§ **Exercise description**: From the entries below, copy every line holding the word "screenshot".

§ **Extracted entries**:
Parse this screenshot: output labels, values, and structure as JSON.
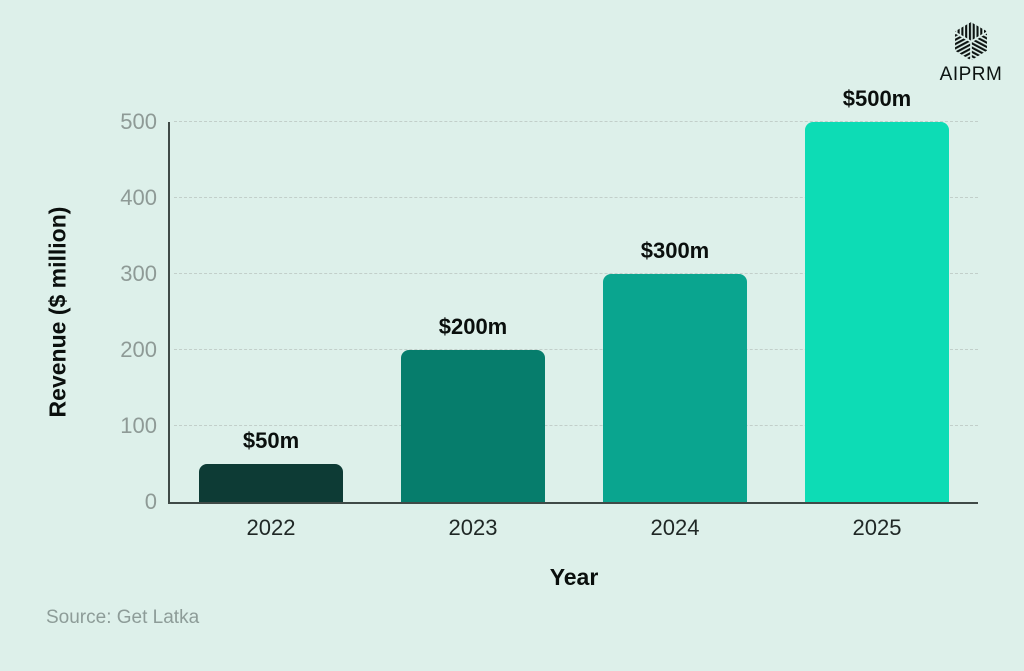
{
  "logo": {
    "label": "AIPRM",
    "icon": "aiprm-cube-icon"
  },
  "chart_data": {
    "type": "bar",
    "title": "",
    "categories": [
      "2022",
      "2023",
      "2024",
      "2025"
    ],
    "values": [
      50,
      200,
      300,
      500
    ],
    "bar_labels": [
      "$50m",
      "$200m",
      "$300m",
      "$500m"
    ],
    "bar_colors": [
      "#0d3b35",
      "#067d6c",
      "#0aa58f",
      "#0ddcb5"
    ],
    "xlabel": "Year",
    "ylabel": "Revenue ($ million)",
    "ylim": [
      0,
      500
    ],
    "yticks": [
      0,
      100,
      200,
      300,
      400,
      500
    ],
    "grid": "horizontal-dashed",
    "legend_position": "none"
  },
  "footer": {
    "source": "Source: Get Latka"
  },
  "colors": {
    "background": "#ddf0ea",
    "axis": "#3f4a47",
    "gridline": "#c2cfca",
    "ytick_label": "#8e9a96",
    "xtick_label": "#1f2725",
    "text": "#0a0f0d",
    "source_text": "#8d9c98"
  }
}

* * *

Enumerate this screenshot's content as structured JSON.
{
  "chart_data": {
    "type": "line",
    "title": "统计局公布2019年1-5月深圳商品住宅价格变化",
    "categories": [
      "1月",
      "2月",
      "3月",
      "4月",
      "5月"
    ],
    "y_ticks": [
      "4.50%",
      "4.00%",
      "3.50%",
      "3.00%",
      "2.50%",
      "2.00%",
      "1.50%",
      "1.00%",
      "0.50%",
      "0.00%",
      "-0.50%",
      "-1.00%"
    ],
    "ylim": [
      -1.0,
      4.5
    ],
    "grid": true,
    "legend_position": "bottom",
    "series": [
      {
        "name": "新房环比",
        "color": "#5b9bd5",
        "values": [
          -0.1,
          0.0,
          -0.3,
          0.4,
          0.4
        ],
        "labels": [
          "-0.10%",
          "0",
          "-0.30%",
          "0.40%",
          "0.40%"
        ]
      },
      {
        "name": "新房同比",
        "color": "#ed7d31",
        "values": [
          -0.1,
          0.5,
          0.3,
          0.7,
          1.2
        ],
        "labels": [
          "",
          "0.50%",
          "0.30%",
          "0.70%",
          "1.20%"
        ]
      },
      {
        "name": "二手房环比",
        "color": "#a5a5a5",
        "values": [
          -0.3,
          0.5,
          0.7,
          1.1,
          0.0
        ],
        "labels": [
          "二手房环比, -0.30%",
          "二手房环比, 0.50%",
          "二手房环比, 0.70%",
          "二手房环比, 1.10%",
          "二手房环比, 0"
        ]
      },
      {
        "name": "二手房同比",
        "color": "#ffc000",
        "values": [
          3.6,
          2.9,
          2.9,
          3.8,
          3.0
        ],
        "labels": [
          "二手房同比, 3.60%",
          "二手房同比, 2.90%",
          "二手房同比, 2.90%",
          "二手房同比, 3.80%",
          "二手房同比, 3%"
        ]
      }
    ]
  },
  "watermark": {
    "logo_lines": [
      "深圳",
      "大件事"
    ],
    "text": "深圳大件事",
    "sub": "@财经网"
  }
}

§ **Exercise response**:
Parse this screenshot: output labels, values, and structure as JSON.
Enumerate this screenshot's content as structured JSON.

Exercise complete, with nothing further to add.